* Given instruction *
Please retype the data in full and exactly; the pictures are not part of the copy.

* Data records *
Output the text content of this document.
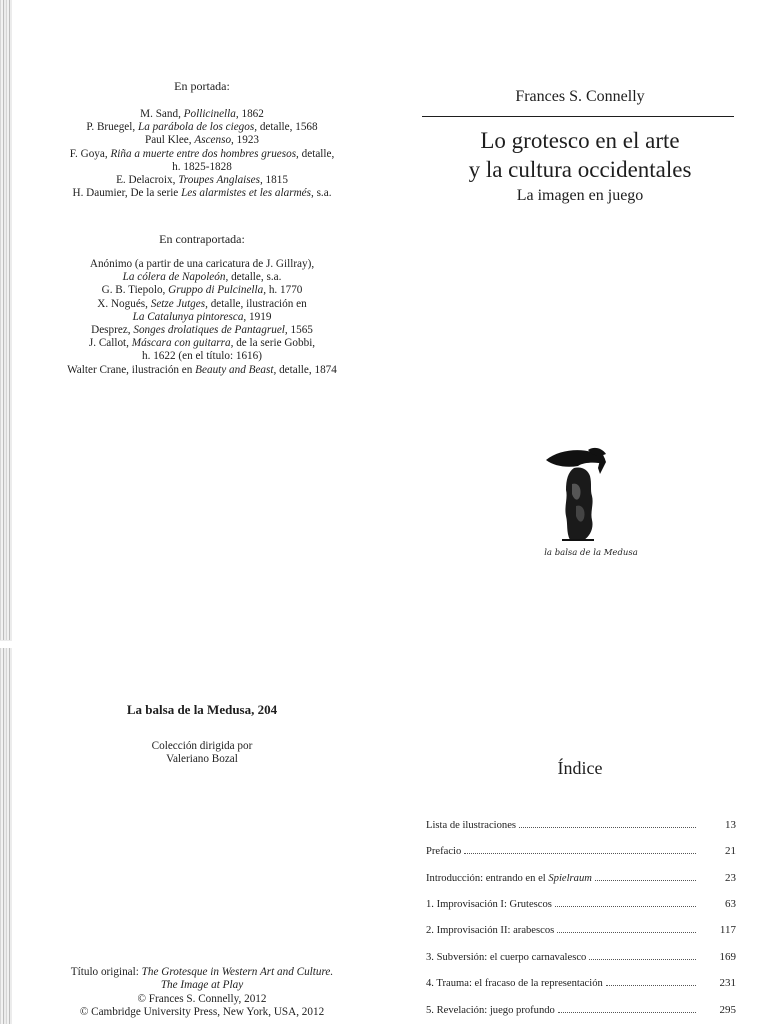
En portada:
M. Sand, Pollicinella, 1862
P. Bruegel, La parábola de los ciegos, detalle, 1568
Paul Klee, Ascenso, 1923
F. Goya, Riña a muerte entre dos hombres gruesos, detalle,
h. 1825-1828
E. Delacroix, Troupes Anglaises, 1815
H. Daumier, De la serie Les alarmistes et les alarmés, s.a.
En contraportada:
Anónimo (a partir de una caricatura de J. Gillray),
La cólera de Napoleón, detalle, s.a.
G. B. Tiepolo, Gruppo di Pulcinella, h. 1770
X. Nogués, Setze Jutges, detalle, ilustración en
La Catalunya pintoresca, 1919
Desprez, Songes drolatiques de Pantagruel, 1565
J. Callot, Máscara con guitarra, de la serie Gobbi,
h. 1622 (en el título: 1616)
Walter Crane, ilustración en Beauty and Beast, detalle, 1874
Frances S. Connelly
Lo grotesco en el arte
y la cultura occidentales
La imagen en juego
la balsa de la Medusa
La balsa de la Medusa, 204
Colección dirigida por
Valeriano Bozal
Título original: The Grotesque in Western Art and Culture.
The Image at Play
© Frances S. Connelly, 2012
© Cambridge University Press, New York, USA, 2012
Índice
Lista de ilustraciones	13
Prefacio	21
Introducción: entrando en el Spielraum	23
1. Improvisación I: Grutescos	63
2. Improvisación II: arabescos	117
3. Subversión: el cuerpo carnavalesco	169
4. Trauma: el fracaso de la representación	231
5. Revelación: juego profundo	295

* The output *
Output the text content of this document.
En portada:
M. Sand, Pollicinella, 1862
P. Bruegel, La parábola de los ciegos, detalle, 1568
Paul Klee, Ascenso, 1923
F. Goya, Riña a muerte entre dos hombres gruesos, detalle,
h. 1825-1828
E. Delacroix, Troupes Anglaises, 1815
H. Daumier, De la serie Les alarmistes et les alarmés, s.a.
En contraportada:
Anónimo (a partir de una caricatura de J. Gillray),
La cólera de Napoleón, detalle, s.a.
G. B. Tiepolo, Gruppo di Pulcinella, h. 1770
X. Nogués, Setze Jutges, detalle, ilustración en
La Catalunya pintoresca, 1919
Desprez, Songes drolatiques de Pantagruel, 1565
J. Callot, Máscara con guitarra, de la serie Gobbi,
h. 1622 (en el título: 1616)
Walter Crane, ilustración en Beauty and Beast, detalle, 1874
Frances S. Connelly
Lo grotesco en el arte
y la cultura occidentales
La imagen en juego
la balsa de la Medusa
La balsa de la Medusa, 204
Colección dirigida por
Valeriano Bozal
Título original: The Grotesque in Western Art and Culture.
The Image at Play
© Frances S. Connelly, 2012
© Cambridge University Press, New York, USA, 2012
Índice
Lista de ilustraciones	13
Prefacio	21
Introducción: entrando en el Spielraum	23
1. Improvisación I: Grutescos	63
2. Improvisación II: arabescos	117
3. Subversión: el cuerpo carnavalesco	169
4. Trauma: el fracaso de la representación	231
5. Revelación: juego profundo	295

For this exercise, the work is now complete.